Written task | Skip every picture and transcribe the remaining material exactly.

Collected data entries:
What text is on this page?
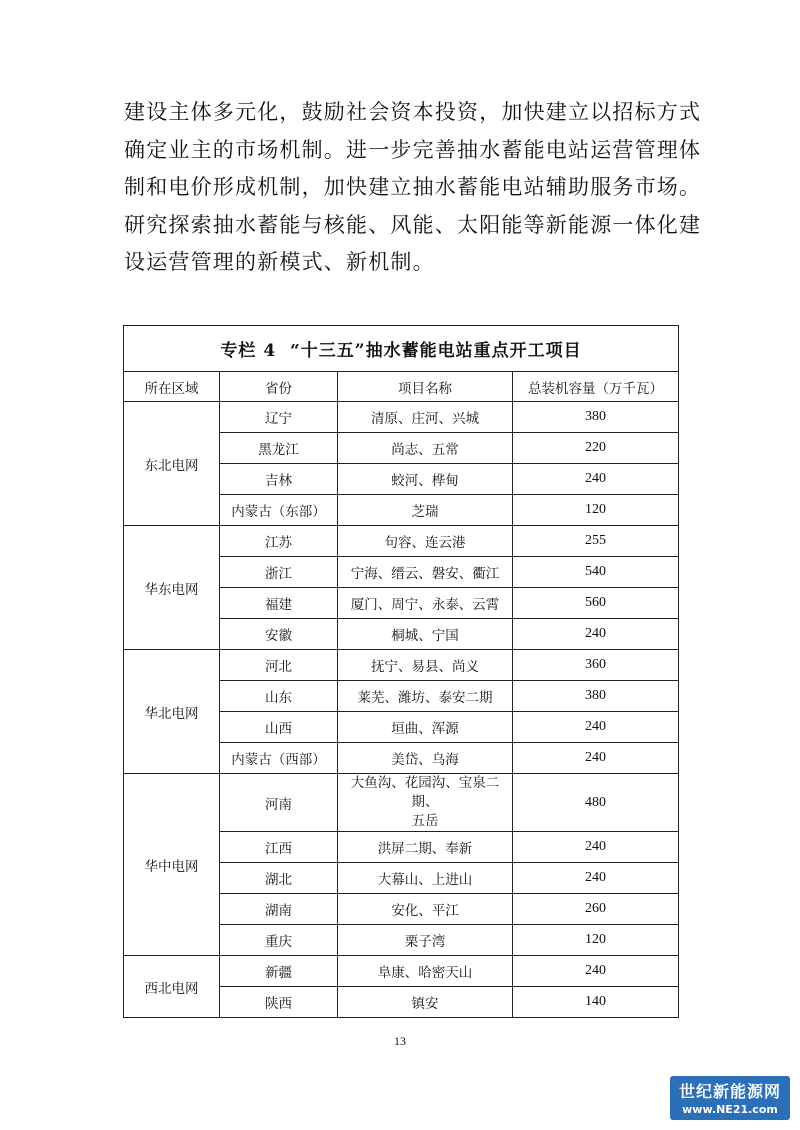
建设主体多元化，鼓励社会资本投资，加快建立以招标方式

确定业主的市场机制。进一步完善抽水蓄能电站运营管理体

制和电价形成机制，加快建立抽水蓄能电站辅助服务市场。

研究探索抽水蓄能与核能、风能、太阳能等新能源一体化建

设运营管理的新模式、新机制。

专栏 4  “十三五”抽水蓄能电站重点开工项目			
所在区域	省份	项目名称	总装机容量（万千瓦）
东北电网	辽宁	清原、庄河、兴城	380
	黑龙江	尚志、五常	220
	吉林	蛟河、桦甸	240
	内蒙古（东部）	芝瑞	120
华东电网	江苏	句容、连云港	255
	浙江	宁海、缙云、磐安、衢江	540
	福建	厦门、周宁、永泰、云霄	560
	安徽	桐城、宁国	240
华北电网	河北	抚宁、易县、尚义	360
	山东	莱芜、潍坊、泰安二期	380
	山西	垣曲、浑源	240
	内蒙古（西部）	美岱、乌海	240
华中电网	河南	大鱼沟、花园沟、宝泉二期、
五岳	480
	江西	洪屏二期、奉新	240
	湖北	大幕山、上进山	240
	湖南	安化、平江	260
	重庆	栗子湾	120
西北电网	新疆	阜康、哈密天山	240
	陕西	镇安	140
13
世纪新能源网
www.NE21.com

Solution to this problem |
What text is on this page?
建设主体多元化，鼓励社会资本投资，加快建立以招标方式

确定业主的市场机制。进一步完善抽水蓄能电站运营管理体

制和电价形成机制，加快建立抽水蓄能电站辅助服务市场。

研究探索抽水蓄能与核能、风能、太阳能等新能源一体化建

设运营管理的新模式、新机制。

专栏 4  “十三五”抽水蓄能电站重点开工项目			
所在区域	省份	项目名称	总装机容量（万千瓦）
东北电网	辽宁	清原、庄河、兴城	380
	黑龙江	尚志、五常	220
	吉林	蛟河、桦甸	240
	内蒙古（东部）	芝瑞	120
华东电网	江苏	句容、连云港	255
	浙江	宁海、缙云、磐安、衢江	540
	福建	厦门、周宁、永泰、云霄	560
	安徽	桐城、宁国	240
华北电网	河北	抚宁、易县、尚义	360
	山东	莱芜、潍坊、泰安二期	380
	山西	垣曲、浑源	240
	内蒙古（西部）	美岱、乌海	240
华中电网	河南	大鱼沟、花园沟、宝泉二期、
五岳	480
	江西	洪屏二期、奉新	240
	湖北	大幕山、上进山	240
	湖南	安化、平江	260
	重庆	栗子湾	120
西北电网	新疆	阜康、哈密天山	240
	陕西	镇安	140
13
世纪新能源网
www.NE21.com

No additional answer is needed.